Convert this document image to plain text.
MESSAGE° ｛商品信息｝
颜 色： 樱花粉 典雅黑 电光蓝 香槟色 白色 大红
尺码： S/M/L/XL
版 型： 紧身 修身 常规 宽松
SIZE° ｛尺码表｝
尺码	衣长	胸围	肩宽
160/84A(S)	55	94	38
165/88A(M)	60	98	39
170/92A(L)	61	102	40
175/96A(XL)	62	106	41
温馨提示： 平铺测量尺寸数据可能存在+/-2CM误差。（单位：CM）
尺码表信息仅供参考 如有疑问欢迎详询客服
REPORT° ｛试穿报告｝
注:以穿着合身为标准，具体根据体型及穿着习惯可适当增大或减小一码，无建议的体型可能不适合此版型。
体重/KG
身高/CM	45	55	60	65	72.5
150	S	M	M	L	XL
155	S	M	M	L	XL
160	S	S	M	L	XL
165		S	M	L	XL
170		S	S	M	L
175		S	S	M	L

+++

| TASK DIRECTIONS |
Copy out the whole listing exactly.

| RESULT BELOW |
Convert this document image to plain text.
MESSAGE° ｛商品信息｝
颜 色： 樱花粉 典雅黑 电光蓝 香槟色 白色 大红
尺码： S/M/L/XL
版 型： 紧身 修身 常规 宽松
SIZE° ｛尺码表｝
尺码	衣长	胸围	肩宽
160/84A(S)	55	94	38
165/88A(M)	60	98	39
170/92A(L)	61	102	40
175/96A(XL)	62	106	41
温馨提示： 平铺测量尺寸数据可能存在+/-2CM误差。（单位：CM）
尺码表信息仅供参考 如有疑问欢迎详询客服
REPORT° ｛试穿报告｝
注:以穿着合身为标准，具体根据体型及穿着习惯可适当增大或减小一码，无建议的体型可能不适合此版型。
体重/KG
身高/CM	45	55	60	65	72.5
150	S	M	M	L	XL
155	S	M	M	L	XL
160	S	S	M	L	XL
165		S	M	L	XL
170		S	S	M	L
175		S	S	M	L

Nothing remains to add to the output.